Exercise description
Select the lines that hold the word "this" and copy each one.

The data
######

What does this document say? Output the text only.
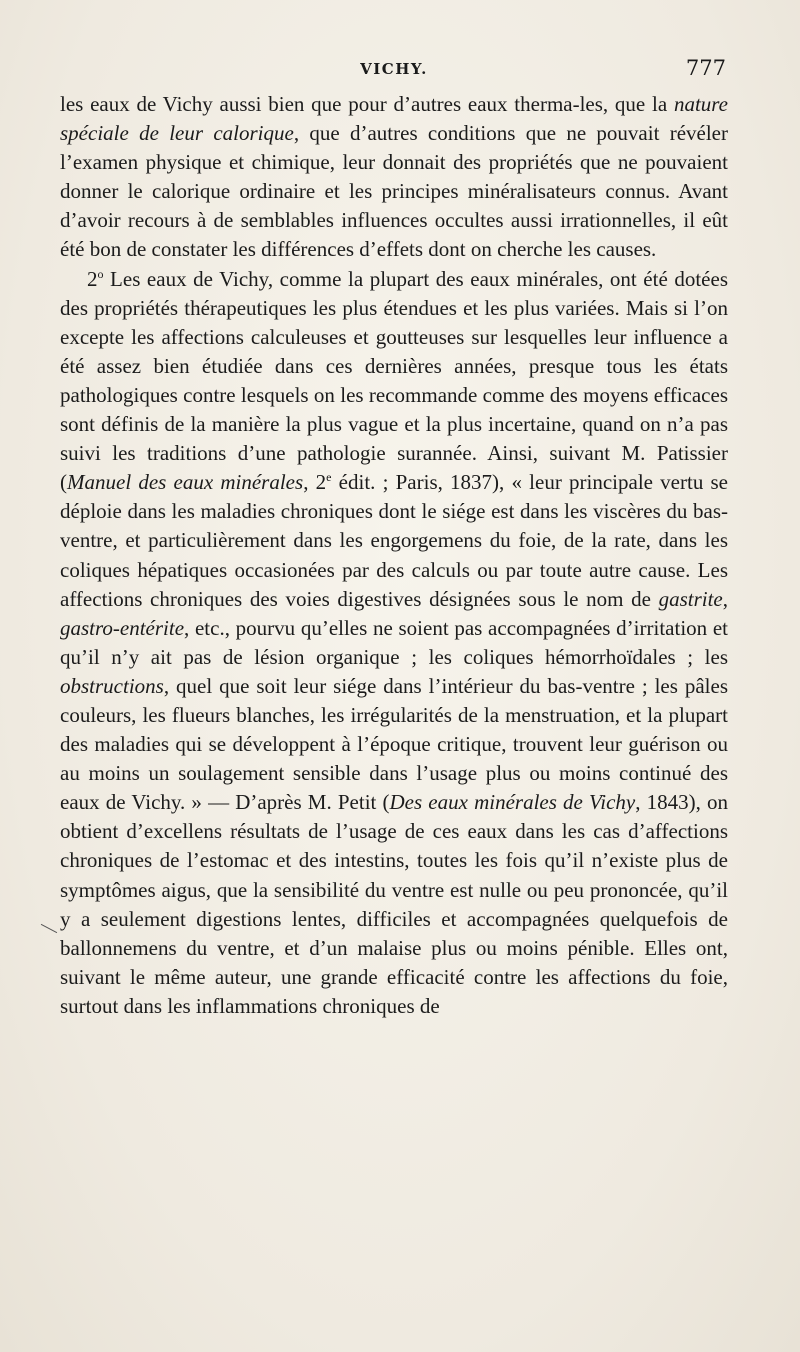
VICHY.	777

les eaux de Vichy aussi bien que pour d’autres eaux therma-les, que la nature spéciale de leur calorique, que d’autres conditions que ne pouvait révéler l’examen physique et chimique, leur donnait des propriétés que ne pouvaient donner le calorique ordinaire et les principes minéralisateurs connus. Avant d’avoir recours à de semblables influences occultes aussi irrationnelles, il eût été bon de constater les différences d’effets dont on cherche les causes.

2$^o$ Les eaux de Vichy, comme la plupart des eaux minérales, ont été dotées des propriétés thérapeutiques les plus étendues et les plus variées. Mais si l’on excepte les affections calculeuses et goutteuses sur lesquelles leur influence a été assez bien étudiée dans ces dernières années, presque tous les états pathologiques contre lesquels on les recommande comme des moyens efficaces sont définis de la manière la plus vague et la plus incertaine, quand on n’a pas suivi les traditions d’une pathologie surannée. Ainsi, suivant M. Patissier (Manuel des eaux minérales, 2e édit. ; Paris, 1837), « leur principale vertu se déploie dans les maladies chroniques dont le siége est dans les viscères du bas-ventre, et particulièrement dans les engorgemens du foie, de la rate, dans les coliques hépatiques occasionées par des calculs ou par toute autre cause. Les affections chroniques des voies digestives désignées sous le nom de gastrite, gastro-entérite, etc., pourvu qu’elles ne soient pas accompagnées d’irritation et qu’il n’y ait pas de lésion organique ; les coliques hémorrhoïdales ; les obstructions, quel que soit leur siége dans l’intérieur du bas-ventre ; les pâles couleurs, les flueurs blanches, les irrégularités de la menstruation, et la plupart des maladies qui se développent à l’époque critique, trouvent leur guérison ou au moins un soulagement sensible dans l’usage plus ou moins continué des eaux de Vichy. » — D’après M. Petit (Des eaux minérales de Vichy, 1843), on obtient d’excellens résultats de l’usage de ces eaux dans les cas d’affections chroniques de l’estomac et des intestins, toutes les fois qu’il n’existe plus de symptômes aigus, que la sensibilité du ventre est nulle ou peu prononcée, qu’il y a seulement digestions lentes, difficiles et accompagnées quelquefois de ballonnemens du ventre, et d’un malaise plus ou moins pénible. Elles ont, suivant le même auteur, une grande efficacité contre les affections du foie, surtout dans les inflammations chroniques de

######

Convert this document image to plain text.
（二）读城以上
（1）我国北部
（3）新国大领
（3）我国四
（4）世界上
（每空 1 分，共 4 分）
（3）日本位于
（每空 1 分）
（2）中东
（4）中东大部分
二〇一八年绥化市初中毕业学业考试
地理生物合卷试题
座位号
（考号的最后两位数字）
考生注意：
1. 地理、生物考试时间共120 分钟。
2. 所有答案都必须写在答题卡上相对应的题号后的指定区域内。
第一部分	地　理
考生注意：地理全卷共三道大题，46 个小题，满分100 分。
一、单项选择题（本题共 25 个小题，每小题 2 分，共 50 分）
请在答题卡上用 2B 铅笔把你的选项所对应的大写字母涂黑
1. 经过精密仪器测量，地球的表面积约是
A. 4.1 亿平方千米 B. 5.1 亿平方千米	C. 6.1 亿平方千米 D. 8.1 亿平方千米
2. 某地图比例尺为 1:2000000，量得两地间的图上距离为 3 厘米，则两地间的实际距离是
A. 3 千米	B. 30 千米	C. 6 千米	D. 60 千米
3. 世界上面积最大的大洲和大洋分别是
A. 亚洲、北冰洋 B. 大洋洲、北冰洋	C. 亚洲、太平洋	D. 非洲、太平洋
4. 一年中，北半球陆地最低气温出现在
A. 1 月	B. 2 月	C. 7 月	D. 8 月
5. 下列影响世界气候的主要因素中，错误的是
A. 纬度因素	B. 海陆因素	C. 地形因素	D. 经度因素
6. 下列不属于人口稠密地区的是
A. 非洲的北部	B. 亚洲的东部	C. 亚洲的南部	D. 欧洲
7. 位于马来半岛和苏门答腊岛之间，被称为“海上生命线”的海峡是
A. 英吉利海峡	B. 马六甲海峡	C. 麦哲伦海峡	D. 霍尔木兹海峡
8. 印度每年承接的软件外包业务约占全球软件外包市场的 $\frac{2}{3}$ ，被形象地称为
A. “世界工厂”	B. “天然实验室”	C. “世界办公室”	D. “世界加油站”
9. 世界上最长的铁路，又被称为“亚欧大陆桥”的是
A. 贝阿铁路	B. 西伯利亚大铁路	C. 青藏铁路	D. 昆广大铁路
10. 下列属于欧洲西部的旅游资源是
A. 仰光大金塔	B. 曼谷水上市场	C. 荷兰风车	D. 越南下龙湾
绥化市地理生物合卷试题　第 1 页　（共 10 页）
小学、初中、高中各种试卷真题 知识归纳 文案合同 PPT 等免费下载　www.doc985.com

######

Full solution
What does this document say? Output the text only.
Convert this document image to plain text.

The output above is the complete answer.